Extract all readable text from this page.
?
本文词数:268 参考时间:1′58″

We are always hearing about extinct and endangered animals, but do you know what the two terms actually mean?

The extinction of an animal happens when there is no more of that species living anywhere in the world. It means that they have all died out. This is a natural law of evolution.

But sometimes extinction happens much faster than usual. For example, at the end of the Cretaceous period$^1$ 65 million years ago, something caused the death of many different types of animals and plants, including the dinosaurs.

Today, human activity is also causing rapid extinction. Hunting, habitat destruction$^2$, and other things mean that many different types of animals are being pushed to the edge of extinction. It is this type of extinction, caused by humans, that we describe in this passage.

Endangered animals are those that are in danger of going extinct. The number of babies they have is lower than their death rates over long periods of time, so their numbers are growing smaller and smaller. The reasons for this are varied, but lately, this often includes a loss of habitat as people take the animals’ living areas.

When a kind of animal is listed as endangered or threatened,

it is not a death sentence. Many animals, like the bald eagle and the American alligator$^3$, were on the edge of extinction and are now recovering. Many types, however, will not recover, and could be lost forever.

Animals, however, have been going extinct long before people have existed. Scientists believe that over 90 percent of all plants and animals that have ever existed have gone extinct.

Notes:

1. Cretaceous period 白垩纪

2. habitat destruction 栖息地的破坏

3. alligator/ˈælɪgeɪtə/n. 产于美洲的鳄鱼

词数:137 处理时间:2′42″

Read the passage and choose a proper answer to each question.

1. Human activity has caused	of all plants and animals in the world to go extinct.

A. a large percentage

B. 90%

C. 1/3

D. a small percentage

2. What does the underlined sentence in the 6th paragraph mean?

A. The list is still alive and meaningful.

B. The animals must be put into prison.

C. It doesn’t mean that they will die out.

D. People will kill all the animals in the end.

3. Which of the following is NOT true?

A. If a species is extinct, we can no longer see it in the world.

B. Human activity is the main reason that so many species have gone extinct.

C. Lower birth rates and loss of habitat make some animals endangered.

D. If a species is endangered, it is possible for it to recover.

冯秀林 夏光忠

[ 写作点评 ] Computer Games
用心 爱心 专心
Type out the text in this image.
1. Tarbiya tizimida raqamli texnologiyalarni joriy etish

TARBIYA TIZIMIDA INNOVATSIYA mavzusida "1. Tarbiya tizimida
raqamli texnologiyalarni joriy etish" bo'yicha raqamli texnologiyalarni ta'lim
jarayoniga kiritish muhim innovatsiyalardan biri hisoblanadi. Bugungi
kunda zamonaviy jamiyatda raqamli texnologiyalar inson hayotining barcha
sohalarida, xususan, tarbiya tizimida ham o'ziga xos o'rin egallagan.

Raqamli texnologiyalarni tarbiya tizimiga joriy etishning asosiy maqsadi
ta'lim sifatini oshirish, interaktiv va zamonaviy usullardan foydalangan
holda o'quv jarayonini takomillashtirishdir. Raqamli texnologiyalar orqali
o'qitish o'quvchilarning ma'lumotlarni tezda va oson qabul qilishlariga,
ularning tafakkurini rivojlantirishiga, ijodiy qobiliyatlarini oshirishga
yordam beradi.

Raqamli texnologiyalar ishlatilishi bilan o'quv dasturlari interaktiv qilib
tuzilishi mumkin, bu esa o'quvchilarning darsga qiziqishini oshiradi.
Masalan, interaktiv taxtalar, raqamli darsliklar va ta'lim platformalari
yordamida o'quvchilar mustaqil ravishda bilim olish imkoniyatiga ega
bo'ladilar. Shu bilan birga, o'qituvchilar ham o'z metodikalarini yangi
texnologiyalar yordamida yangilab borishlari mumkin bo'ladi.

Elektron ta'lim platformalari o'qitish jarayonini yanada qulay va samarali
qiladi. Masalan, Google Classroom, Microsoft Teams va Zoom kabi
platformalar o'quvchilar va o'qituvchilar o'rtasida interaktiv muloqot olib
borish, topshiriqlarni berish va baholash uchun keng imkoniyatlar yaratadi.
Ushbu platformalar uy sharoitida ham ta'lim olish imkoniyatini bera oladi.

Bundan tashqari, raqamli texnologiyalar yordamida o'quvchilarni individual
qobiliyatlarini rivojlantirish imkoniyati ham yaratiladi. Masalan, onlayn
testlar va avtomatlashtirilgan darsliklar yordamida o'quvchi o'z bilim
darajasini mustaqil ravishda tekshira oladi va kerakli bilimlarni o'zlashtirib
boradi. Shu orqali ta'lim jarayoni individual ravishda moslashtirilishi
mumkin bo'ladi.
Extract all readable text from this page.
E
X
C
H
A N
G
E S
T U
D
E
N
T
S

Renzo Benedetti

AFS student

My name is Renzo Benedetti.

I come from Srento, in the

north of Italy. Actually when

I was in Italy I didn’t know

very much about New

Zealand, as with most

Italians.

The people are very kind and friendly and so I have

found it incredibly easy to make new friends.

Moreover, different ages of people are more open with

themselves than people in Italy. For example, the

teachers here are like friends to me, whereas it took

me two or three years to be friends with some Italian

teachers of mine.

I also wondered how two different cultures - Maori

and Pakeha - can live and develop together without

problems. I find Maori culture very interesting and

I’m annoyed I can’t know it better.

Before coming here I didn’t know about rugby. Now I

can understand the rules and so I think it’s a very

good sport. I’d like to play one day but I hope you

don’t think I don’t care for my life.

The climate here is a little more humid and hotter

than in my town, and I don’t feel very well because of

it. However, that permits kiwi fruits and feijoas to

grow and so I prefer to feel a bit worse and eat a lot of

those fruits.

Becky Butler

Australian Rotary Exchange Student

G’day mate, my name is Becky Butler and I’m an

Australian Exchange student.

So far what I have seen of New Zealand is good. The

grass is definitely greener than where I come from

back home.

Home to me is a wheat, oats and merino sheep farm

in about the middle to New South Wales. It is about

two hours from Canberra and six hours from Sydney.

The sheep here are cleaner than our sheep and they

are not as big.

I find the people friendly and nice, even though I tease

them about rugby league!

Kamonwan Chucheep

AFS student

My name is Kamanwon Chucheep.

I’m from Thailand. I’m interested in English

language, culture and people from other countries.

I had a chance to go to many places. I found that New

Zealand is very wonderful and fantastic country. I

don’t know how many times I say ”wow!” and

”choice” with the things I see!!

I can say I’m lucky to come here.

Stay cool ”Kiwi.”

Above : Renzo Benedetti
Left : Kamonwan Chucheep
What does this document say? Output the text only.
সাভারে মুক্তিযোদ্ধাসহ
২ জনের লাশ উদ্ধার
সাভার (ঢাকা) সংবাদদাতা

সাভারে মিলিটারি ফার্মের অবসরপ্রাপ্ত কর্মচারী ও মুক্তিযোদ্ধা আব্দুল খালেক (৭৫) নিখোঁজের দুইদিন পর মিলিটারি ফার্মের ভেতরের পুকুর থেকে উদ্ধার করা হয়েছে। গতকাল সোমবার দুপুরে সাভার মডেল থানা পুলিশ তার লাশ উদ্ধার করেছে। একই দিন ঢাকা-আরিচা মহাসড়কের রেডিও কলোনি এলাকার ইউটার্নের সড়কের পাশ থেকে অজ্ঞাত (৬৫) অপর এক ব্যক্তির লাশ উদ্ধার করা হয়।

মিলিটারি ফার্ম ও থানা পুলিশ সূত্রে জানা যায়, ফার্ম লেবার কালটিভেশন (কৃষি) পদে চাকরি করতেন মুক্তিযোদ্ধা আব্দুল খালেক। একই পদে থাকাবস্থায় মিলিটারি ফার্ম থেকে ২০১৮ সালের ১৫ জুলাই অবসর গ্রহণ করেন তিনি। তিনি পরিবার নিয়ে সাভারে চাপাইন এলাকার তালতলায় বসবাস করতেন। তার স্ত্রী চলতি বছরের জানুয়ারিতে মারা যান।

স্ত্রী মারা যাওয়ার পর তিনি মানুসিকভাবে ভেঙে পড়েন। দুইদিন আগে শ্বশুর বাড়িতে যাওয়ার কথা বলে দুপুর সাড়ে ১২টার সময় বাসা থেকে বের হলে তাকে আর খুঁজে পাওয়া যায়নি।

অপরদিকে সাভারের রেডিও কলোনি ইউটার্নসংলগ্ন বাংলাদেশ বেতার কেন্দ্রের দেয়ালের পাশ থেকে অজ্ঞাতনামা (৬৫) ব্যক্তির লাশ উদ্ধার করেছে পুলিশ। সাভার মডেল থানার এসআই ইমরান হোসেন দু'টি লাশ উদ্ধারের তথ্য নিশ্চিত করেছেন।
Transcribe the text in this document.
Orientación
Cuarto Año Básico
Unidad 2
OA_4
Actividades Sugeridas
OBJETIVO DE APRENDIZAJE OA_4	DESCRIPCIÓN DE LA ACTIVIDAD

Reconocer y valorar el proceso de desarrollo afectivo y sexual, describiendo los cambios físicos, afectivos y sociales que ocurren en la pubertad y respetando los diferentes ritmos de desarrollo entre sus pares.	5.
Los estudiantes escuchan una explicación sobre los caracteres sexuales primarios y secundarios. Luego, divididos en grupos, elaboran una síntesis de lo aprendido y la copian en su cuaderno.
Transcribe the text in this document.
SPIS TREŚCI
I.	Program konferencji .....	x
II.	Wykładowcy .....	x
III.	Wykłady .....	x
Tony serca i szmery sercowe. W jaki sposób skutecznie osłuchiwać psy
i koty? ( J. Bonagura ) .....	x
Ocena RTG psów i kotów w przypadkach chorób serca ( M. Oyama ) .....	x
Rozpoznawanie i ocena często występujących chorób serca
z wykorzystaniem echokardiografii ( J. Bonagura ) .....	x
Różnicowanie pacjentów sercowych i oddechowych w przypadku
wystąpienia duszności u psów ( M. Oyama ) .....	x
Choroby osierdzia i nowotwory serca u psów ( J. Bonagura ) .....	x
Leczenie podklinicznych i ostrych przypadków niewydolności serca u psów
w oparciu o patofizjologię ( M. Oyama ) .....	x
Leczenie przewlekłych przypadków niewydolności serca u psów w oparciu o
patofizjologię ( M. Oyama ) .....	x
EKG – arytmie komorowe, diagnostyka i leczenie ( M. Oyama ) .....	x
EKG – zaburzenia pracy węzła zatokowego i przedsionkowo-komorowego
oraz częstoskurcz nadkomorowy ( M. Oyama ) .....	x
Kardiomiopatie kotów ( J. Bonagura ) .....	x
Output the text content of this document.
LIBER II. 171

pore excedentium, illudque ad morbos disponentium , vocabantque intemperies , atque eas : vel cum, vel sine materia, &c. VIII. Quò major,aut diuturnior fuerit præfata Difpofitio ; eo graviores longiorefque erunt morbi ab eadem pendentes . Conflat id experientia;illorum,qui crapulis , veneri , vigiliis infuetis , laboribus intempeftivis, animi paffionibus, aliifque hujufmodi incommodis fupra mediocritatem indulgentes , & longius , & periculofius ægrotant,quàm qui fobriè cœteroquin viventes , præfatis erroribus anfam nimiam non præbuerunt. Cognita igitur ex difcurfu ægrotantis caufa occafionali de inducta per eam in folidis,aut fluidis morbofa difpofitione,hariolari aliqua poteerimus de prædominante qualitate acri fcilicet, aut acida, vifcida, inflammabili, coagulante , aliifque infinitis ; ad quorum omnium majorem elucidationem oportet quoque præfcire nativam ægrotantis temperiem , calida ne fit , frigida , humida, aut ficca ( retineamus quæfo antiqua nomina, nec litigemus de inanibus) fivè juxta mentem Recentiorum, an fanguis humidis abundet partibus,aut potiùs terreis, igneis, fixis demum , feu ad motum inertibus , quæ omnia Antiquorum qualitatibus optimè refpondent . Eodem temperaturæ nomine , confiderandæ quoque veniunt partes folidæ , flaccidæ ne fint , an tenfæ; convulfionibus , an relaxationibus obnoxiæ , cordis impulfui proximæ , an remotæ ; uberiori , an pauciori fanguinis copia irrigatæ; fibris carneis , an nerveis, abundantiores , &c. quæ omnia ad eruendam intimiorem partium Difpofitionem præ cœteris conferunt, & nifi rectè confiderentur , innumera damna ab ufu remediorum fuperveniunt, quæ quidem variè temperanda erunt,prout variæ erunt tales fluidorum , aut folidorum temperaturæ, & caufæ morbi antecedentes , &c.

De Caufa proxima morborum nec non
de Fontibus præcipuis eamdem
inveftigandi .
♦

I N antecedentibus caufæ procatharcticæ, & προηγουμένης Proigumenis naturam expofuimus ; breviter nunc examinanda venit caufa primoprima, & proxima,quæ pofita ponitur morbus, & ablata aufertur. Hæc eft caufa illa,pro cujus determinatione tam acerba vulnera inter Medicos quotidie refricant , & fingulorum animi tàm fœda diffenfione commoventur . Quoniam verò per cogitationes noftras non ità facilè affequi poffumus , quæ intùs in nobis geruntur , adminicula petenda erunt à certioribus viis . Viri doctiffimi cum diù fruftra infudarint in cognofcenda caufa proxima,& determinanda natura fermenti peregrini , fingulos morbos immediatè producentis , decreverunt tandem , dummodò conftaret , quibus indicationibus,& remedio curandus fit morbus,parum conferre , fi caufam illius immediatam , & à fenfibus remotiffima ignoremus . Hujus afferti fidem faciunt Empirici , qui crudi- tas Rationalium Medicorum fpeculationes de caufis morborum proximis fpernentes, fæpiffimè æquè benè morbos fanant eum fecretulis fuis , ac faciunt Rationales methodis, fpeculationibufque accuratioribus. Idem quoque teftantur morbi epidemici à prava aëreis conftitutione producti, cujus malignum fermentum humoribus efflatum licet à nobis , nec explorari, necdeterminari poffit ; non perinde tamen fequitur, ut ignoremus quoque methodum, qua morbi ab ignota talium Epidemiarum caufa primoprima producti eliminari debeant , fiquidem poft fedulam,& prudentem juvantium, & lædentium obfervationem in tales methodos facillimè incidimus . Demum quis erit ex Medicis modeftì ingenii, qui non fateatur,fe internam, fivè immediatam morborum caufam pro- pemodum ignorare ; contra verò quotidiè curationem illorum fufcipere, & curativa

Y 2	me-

·····

* Instructions for the task *
What is the number of lines in these records that contain "tizimida"? Reply with the number only.

* Result *
3